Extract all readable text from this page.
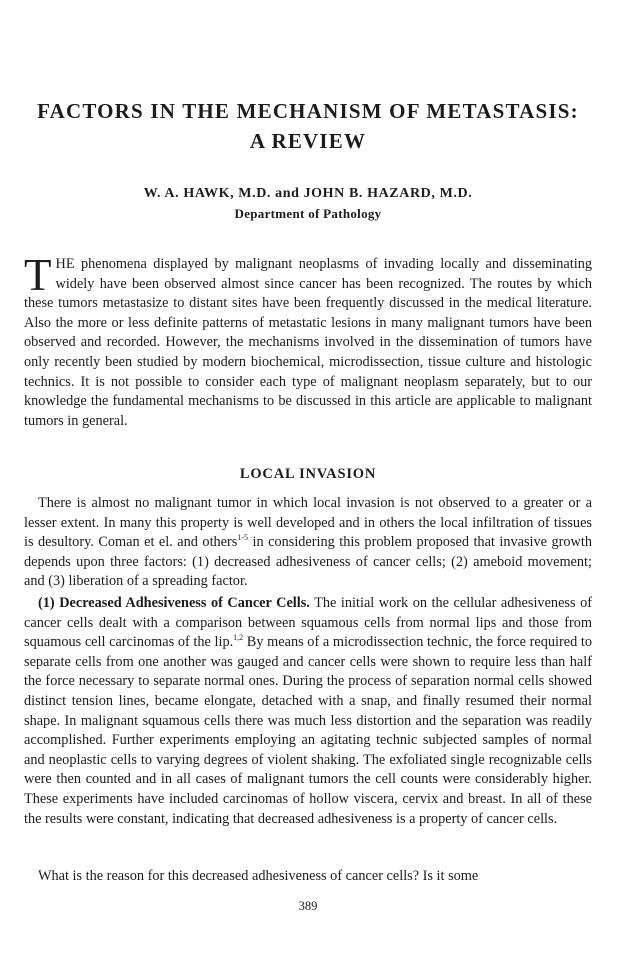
FACTORS IN THE MECHANISM OF METASTASIS:
A REVIEW
W. A. HAWK, M.D. and JOHN B. HAZARD, M.D.
Department of Pathology

THE phenomena displayed by malignant neoplasms of invading locally and disseminating widely have been observed almost since cancer has been recognized. The routes by which these tumors metastasize to distant sites have been frequently discussed in the medical literature. Also the more or less definite patterns of metastatic lesions in many malignant tumors have been observed and recorded. However, the mechanisms involved in the dissemination of tumors have only recently been studied by modern biochemical, microdissection, tissue culture and histologic technics. It is not possible to consider each type of malignant neoplasm separately, but to our knowledge the fundamental mechanisms to be discussed in this article are applicable to malignant tumors in general.

LOCAL INVASION

There is almost no malignant tumor in which local invasion is not observed to a greater or a lesser extent. In many this property is well developed and in others the local infiltration of tissues is desultory. Coman et el. and others$^{1-5}$ in considering this problem proposed that invasive growth depends upon three factors: (1) decreased adhesiveness of cancer cells; (2) ameboid movement; and (3) liberation of a spreading factor.

(1) Decreased Adhesiveness of Cancer Cells. The initial work on the cellular adhesiveness of cancer cells dealt with a comparison between squamous cells from normal lips and those from squamous cell carcinomas of the lip.$^{1,2}$ By means of a microdissection technic, the force required to separate cells from one another was gauged and cancer cells were shown to require less than half the force necessary to separate normal ones. During the process of separation normal cells showed distinct tension lines, became elongate, detached with a snap, and finally resumed their normal shape. In malignant squamous cells there was much less distortion and the separation was readily accomplished. Further experiments employing an agitating technic subjected samples of normal and neoplastic cells to varying degrees of violent shaking. The exfoliated single recognizable cells were then counted and in all cases of malignant tumors the cell counts were considerably higher. These experiments have included carcinomas of hollow viscera, cervix and breast. In all of these the results were constant, indicating that decreased adhesiveness is a property of cancer cells.

What is the reason for this decreased adhesiveness of cancer cells? Is it some

389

What you should do — Your answer should consist of the lines of the listing that contain "many", copied as they stand.

Task answer —
THE phenomena displayed by malignant neoplasms of invading locally and disseminating widely have been observed almost since cancer has been recognized. The routes by which these tumors metastasize to distant sites have been frequently discussed in the medical literature. Also the more or less definite patterns of metastatic lesions in many malignant tumors have been observed and recorded. However, the mechanisms involved in the dissemination of tumors have only recently been studied by modern biochemical, microdissection, tissue culture and histologic technics. It is not possible to consider each type of malignant neoplasm separately, but to our knowledge the fundamental mechanisms to be discussed in this article are applicable to malignant tumors in general.
There is almost no malignant tumor in which local invasion is not observed to a greater or a lesser extent. In many this property is well developed and in others the local infiltration of tissues is desultory. Coman et el. and others$^{1-5}$ in considering this problem proposed that invasive growth depends upon three factors: (1) decreased adhesiveness of cancer cells; (2) ameboid movement; and (3) liberation of a spreading factor.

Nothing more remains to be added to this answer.